DATA EXTRACT:
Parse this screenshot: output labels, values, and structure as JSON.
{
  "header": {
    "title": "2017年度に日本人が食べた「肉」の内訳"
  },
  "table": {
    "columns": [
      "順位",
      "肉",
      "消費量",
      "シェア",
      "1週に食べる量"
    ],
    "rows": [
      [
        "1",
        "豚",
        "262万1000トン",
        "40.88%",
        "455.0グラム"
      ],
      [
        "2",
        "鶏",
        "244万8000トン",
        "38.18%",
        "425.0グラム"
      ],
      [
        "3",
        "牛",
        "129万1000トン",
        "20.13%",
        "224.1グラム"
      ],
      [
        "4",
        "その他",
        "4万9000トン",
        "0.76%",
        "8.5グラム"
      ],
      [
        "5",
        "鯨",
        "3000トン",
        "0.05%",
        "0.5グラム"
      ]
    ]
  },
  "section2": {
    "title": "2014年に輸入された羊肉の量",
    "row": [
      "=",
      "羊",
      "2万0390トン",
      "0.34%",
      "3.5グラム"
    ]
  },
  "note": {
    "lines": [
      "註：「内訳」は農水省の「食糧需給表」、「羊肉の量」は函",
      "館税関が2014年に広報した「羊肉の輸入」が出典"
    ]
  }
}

THE PROBLEM: Please output the complete data exactly.

COMPLETE RESPONSE:
Parse this screenshot: output labels, values, and structure as JSON.
{
  "header": {
    "title": "2017年度に日本人が食べた「肉」の内訳"
  },
  "table": {
    "columns": [
      "順位",
      "肉",
      "消費量",
      "シェア",
      "1週に食べる量"
    ],
    "rows": [
      [
        "1",
        "豚",
        "262万1000トン",
        "40.88%",
        "455.0グラム"
      ],
      [
        "2",
        "鶏",
        "244万8000トン",
        "38.18%",
        "425.0グラム"
      ],
      [
        "3",
        "牛",
        "129万1000トン",
        "20.13%",
        "224.1グラム"
      ],
      [
        "4",
        "その他",
        "4万9000トン",
        "0.76%",
        "8.5グラム"
      ],
      [
        "5",
        "鯨",
        "3000トン",
        "0.05%",
        "0.5グラム"
      ]
    ]
  },
  "section2": {
    "title": "2014年に輸入された羊肉の量",
    "row": [
      "=",
      "羊",
      "2万0390トン",
      "0.34%",
      "3.5グラム"
    ]
  },
  "note": {
    "lines": [
      "註：「内訳」は農水省の「食糧需給表」、「羊肉の量」は函",
      "館税関が2014年に広報した「羊肉の輸入」が出典"
    ]
  }
}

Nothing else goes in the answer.